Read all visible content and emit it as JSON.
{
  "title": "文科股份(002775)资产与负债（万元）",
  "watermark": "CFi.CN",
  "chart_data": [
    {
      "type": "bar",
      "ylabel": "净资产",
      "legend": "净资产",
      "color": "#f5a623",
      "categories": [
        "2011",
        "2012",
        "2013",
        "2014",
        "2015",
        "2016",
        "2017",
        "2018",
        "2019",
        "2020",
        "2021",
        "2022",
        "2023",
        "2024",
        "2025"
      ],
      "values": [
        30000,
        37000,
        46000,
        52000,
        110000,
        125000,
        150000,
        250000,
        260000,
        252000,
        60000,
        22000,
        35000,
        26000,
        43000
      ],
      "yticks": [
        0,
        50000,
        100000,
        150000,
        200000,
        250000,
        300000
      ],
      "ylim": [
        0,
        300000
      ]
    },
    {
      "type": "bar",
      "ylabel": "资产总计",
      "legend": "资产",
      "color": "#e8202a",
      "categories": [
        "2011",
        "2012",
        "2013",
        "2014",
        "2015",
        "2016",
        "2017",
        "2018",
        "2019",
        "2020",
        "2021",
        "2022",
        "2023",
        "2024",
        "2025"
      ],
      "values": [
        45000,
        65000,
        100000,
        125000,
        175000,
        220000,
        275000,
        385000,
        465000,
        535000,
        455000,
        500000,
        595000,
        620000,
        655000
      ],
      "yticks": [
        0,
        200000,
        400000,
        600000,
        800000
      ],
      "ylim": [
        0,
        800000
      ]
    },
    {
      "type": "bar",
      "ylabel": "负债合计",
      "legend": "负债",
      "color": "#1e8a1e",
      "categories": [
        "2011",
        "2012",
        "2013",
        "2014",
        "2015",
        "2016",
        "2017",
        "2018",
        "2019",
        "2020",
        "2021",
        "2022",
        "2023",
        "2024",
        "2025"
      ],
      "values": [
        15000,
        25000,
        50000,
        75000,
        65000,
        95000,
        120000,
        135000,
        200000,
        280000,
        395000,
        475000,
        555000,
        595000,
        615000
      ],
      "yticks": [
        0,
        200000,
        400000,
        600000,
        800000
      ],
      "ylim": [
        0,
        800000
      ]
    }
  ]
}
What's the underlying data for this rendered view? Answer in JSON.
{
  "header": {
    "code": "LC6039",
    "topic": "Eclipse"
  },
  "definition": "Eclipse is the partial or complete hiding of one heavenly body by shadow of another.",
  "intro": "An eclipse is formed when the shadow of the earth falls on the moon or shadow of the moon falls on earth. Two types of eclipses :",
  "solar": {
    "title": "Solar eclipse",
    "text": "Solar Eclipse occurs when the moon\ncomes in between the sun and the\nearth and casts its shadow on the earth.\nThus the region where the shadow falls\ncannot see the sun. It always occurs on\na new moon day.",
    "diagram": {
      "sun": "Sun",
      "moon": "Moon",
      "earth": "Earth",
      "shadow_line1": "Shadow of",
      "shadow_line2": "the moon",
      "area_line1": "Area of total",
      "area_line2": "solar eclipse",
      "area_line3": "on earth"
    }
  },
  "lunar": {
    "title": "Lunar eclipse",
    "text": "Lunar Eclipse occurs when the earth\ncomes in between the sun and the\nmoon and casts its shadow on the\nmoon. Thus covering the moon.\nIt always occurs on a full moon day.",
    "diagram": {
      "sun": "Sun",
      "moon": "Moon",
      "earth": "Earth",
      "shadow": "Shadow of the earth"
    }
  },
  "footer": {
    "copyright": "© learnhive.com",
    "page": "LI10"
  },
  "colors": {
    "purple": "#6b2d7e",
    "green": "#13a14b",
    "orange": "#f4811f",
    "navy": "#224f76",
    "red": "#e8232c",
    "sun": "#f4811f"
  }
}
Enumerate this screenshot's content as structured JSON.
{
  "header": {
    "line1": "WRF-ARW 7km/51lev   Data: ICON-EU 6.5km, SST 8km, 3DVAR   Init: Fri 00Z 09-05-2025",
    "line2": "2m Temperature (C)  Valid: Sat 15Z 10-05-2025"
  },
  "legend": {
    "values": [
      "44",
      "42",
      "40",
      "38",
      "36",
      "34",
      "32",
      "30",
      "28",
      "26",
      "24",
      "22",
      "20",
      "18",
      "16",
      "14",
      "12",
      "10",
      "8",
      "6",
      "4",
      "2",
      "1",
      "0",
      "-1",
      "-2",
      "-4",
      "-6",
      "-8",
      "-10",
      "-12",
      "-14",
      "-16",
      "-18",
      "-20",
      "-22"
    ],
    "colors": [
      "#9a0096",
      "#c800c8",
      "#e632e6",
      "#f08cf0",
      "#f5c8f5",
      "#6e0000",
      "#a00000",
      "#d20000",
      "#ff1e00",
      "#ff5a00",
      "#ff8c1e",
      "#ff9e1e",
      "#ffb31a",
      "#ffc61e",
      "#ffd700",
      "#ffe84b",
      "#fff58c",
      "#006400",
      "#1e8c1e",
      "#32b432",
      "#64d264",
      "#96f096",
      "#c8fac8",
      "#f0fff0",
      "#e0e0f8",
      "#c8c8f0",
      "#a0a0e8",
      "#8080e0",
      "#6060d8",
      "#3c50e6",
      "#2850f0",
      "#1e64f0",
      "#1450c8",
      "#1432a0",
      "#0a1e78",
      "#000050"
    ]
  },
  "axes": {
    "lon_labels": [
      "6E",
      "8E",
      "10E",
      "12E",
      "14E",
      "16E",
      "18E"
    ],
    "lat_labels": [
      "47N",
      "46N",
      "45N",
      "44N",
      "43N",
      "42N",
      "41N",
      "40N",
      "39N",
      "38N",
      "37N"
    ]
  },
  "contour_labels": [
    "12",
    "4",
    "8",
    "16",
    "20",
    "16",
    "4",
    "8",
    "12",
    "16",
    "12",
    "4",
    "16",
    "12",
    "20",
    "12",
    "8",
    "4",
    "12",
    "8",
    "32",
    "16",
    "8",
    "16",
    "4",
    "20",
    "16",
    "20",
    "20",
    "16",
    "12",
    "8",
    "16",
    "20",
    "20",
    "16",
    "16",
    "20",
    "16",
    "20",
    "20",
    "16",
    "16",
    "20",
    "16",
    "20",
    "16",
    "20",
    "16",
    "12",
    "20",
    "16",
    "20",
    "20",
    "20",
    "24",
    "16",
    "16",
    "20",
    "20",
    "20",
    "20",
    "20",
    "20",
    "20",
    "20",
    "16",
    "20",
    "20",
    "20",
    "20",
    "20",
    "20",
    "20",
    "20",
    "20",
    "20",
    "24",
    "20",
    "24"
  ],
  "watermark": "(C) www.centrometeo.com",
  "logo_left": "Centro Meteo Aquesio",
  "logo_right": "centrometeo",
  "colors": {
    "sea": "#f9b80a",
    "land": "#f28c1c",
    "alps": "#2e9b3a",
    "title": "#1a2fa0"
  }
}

────────────────

*Task instructions*:
Show every line from the entries above in which "falls" appears.

*Answer to the task*:
  "intro": "An eclipse is formed when the shadow of the earth falls on the moon or shadow of the moon falls on earth. Two types of eclipses :",
    "text": "Solar Eclipse occurs when the moon\ncomes in between the sun and the\nearth and casts its shadow on the earth.\nThus the region where the shadow falls\ncannot see the sun. It always occurs on\na new moon day.",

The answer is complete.